Extract each line where the string "JSON" shows up.
— START Data to process —
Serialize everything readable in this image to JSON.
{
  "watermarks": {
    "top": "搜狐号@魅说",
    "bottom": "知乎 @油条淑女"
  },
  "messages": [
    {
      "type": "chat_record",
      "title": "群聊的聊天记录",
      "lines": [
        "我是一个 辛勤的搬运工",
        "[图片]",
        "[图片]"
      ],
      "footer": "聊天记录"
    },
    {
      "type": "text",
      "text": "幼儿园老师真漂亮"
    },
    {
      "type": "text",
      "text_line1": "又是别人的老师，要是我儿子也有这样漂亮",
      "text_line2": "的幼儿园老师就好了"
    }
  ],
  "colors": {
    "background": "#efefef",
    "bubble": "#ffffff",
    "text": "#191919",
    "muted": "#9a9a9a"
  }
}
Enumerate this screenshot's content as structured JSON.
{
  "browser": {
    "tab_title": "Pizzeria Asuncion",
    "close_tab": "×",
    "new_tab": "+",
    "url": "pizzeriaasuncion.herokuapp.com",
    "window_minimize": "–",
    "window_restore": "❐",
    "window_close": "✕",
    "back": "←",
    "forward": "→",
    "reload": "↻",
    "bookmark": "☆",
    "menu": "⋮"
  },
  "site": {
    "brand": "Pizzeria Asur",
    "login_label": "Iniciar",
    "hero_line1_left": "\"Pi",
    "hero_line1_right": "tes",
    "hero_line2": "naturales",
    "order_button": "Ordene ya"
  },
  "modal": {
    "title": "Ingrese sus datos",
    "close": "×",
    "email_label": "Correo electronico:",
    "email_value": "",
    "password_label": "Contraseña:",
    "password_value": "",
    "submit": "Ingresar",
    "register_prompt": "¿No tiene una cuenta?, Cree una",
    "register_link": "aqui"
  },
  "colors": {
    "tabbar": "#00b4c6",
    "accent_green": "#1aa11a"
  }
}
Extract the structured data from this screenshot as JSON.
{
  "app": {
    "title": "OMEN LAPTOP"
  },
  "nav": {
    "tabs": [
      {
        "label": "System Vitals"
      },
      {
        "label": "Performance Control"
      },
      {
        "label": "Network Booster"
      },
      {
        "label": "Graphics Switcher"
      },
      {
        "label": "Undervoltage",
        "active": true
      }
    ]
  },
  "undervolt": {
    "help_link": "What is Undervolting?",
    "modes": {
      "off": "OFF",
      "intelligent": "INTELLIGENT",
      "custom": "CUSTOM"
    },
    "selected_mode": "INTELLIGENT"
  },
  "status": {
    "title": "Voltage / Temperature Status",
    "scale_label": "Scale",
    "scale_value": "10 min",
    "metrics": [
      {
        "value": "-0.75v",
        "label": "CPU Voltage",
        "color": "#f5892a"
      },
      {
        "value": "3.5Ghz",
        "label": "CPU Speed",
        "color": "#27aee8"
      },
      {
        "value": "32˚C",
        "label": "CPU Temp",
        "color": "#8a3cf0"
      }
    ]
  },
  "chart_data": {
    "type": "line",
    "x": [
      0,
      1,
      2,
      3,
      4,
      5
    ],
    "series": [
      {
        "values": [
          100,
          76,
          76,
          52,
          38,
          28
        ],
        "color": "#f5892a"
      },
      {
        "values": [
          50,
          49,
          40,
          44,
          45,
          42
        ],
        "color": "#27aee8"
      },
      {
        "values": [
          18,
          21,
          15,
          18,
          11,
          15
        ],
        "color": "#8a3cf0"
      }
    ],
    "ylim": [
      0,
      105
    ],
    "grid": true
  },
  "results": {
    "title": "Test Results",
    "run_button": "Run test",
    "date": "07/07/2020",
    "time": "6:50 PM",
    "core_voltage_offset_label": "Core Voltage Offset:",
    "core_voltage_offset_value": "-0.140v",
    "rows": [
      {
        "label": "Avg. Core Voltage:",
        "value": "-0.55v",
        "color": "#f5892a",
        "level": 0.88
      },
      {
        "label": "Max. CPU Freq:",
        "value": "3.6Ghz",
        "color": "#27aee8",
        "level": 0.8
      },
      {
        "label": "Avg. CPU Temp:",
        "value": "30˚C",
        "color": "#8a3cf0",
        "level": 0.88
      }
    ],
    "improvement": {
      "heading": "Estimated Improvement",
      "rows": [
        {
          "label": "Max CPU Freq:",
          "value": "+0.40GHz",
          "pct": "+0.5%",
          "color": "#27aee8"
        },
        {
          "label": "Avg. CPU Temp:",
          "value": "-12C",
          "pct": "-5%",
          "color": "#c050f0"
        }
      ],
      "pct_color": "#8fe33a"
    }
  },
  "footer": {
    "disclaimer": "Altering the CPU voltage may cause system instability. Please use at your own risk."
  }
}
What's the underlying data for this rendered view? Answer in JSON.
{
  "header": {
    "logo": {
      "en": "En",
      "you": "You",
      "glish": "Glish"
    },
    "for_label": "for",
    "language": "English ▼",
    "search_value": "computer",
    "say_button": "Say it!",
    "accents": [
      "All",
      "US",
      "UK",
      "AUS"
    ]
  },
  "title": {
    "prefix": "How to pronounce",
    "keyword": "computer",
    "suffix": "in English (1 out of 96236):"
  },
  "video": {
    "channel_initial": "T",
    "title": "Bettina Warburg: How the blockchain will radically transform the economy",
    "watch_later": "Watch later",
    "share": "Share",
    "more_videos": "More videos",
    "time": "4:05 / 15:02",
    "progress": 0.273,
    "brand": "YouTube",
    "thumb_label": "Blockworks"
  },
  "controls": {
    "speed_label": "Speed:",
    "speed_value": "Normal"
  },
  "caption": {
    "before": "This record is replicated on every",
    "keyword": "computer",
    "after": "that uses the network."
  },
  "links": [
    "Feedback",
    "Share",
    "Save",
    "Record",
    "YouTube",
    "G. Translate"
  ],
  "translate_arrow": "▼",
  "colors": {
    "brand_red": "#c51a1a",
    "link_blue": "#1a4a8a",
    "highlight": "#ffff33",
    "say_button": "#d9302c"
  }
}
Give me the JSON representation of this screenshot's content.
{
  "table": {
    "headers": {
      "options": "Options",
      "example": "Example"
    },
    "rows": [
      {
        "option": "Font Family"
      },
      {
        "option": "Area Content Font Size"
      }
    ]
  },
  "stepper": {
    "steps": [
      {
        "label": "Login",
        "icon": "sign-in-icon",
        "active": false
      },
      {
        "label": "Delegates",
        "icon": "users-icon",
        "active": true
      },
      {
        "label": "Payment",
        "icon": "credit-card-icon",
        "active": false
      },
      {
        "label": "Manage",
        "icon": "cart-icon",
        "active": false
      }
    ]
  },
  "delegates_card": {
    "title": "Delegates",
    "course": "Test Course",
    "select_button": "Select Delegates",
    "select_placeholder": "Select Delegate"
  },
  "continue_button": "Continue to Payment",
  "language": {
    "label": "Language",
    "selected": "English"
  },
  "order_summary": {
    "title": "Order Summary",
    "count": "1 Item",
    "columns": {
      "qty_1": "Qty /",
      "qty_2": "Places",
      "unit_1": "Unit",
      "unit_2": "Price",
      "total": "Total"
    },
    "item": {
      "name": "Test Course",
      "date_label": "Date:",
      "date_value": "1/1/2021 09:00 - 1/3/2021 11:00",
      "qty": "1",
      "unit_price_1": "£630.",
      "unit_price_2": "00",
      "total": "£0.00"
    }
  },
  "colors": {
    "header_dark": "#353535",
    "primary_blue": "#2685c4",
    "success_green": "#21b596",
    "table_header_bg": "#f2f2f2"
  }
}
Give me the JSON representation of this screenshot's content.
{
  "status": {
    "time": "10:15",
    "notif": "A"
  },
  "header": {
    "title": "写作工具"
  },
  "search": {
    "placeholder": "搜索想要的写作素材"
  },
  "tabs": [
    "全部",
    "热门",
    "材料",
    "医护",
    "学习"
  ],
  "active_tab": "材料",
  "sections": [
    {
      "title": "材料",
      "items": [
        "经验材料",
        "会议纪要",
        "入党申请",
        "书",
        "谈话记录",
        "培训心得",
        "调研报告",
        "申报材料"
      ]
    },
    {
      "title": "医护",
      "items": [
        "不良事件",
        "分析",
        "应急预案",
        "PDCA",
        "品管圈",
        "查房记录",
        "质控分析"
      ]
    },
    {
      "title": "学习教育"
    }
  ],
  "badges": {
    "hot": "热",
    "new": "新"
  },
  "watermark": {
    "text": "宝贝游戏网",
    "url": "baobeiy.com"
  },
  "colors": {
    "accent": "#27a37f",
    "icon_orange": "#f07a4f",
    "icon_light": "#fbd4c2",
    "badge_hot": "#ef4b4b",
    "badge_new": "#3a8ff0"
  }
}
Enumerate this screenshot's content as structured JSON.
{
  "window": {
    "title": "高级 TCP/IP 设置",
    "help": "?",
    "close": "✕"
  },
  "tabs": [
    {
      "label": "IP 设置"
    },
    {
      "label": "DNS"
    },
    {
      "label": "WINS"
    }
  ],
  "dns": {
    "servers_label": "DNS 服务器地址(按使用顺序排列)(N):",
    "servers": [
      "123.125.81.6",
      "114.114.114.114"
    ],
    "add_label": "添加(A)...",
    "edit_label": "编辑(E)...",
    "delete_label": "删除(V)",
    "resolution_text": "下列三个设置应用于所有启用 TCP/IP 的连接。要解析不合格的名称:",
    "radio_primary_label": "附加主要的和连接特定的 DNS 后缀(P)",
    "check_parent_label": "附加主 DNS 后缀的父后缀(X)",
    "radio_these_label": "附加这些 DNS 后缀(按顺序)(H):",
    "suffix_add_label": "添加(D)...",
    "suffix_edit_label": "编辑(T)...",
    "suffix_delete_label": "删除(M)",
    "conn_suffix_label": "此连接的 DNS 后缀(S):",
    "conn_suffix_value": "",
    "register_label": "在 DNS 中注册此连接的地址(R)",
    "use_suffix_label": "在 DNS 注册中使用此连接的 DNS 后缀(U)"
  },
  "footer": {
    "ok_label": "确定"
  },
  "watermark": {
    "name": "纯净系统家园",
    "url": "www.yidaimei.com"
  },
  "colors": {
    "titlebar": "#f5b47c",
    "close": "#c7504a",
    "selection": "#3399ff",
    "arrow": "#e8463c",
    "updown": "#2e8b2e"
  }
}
— END Data to process —
> [Output for this exercise]
Serialize everything readable in this image to JSON.
Enumerate this screenshot's content as structured JSON.
Extract the structured data from this screenshot as JSON.
What's the underlying data for this rendered view? Answer in JSON.
Give me the JSON representation of this screenshot's content.
Give me the JSON representation of this screenshot's content.
Enumerate this screenshot's content as structured JSON.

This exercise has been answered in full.